§ PROBLEM DETAILS
Write the lines from the one containing "641, 1056, 677)" through the one containing "973, 1056, 1010)", inclusive, as a JSON list of strings, with one string per line and blank lines omitted.

-----

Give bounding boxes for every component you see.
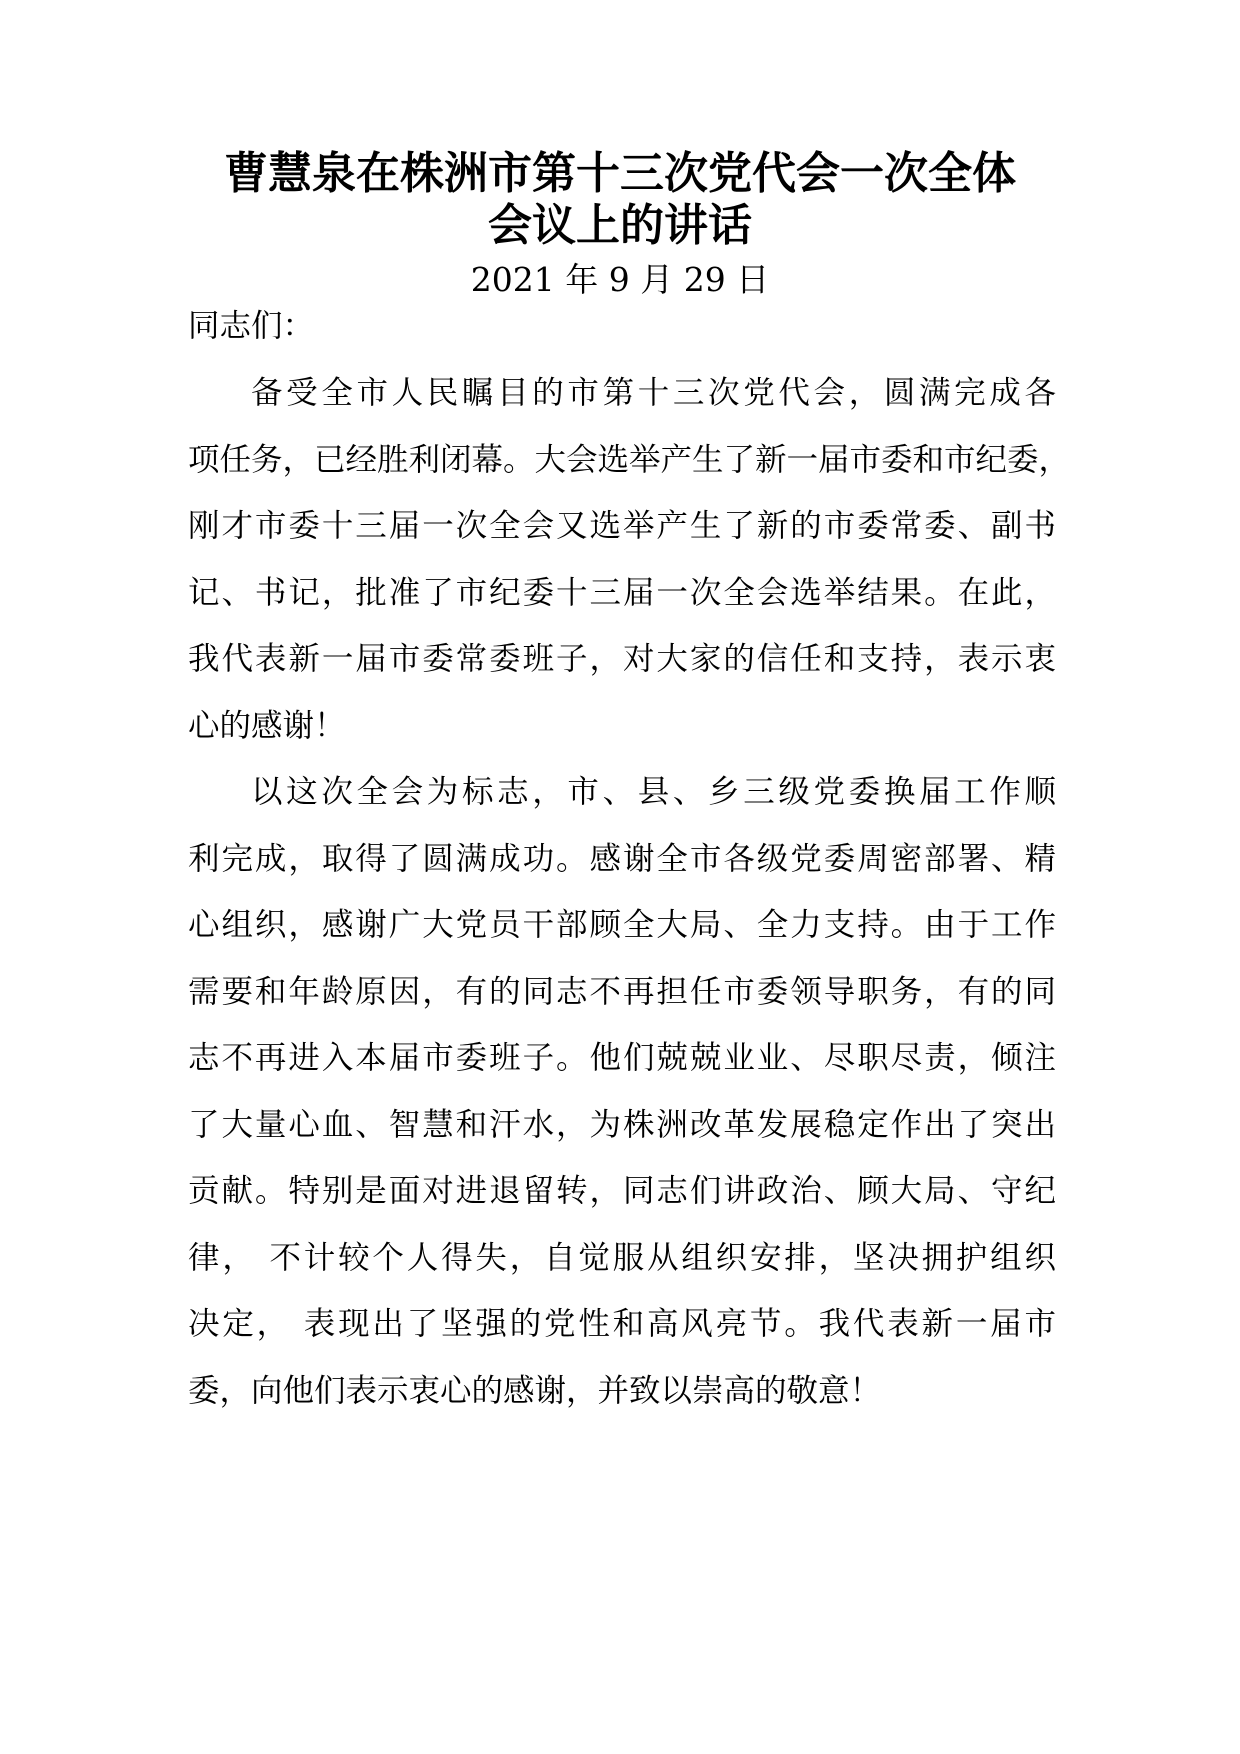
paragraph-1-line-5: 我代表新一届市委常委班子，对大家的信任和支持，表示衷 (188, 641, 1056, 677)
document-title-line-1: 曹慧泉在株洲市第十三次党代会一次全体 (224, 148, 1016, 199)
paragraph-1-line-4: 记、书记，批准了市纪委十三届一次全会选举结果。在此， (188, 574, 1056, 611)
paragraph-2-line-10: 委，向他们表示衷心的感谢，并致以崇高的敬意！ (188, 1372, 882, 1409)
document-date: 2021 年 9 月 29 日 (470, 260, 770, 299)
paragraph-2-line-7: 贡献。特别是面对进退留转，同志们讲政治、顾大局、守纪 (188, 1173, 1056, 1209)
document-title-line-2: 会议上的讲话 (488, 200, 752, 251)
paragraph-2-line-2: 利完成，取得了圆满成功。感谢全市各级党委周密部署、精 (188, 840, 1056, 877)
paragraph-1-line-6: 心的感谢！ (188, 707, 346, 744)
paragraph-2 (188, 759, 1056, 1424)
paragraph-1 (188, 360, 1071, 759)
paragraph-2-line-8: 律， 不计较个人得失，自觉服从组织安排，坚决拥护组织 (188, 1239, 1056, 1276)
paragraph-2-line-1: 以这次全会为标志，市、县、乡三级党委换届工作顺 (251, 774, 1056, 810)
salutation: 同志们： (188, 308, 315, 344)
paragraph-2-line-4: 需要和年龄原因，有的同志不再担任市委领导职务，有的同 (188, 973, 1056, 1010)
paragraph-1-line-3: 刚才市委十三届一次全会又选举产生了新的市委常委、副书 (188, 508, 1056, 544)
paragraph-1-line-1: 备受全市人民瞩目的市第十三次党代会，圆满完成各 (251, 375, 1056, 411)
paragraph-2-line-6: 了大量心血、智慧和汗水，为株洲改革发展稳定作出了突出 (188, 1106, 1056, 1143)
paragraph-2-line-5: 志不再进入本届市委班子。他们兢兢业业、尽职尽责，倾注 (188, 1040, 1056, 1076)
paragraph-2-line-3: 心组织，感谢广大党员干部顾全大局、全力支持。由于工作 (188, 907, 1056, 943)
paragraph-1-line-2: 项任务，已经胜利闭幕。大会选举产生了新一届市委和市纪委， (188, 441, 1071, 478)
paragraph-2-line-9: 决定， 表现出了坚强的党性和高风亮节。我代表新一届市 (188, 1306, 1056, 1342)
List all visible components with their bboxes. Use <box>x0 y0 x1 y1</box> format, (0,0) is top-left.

-----

§ THE SOLUTION
[
  "paragraph-1-line-5: 我代表新一届市委常委班子，对大家的信任和支持，表示衷 (188, 641, 1056, 677)",
  "document-title-line-1: 曹慧泉在株洲市第十三次党代会一次全体 (224, 148, 1016, 199)",
  "paragraph-1-line-4: 记、书记，批准了市纪委十三届一次全会选举结果。在此， (188, 574, 1056, 611)",
  "paragraph-2-line-10: 委，向他们表示衷心的感谢，并致以崇高的敬意！ (188, 1372, 882, 1409)",
  "document-date: 2021 年 9 月 29 日 (470, 260, 770, 299)",
  "paragraph-2-line-7: 贡献。特别是面对进退留转，同志们讲政治、顾大局、守纪 (188, 1173, 1056, 1209)",
  "document-title-line-2: 会议上的讲话 (488, 200, 752, 251)",
  "paragraph-2-line-2: 利完成，取得了圆满成功。感谢全市各级党委周密部署、精 (188, 840, 1056, 877)",
  "paragraph-1-line-6: 心的感谢！ (188, 707, 346, 744)",
  "paragraph-2 (188, 759, 1056, 1424)",
  "paragraph-1 (188, 360, 1071, 759)",
  "paragraph-2-line-8: 律， 不计较个人得失，自觉服从组织安排，坚决拥护组织 (188, 1239, 1056, 1276)",
  "paragraph-2-line-1: 以这次全会为标志，市、县、乡三级党委换届工作顺 (251, 774, 1056, 810)",
  "salutation: 同志们： (188, 308, 315, 344)",
  "paragraph-2-line-4: 需要和年龄原因，有的同志不再担任市委领导职务，有的同 (188, 973, 1056, 1010)"
]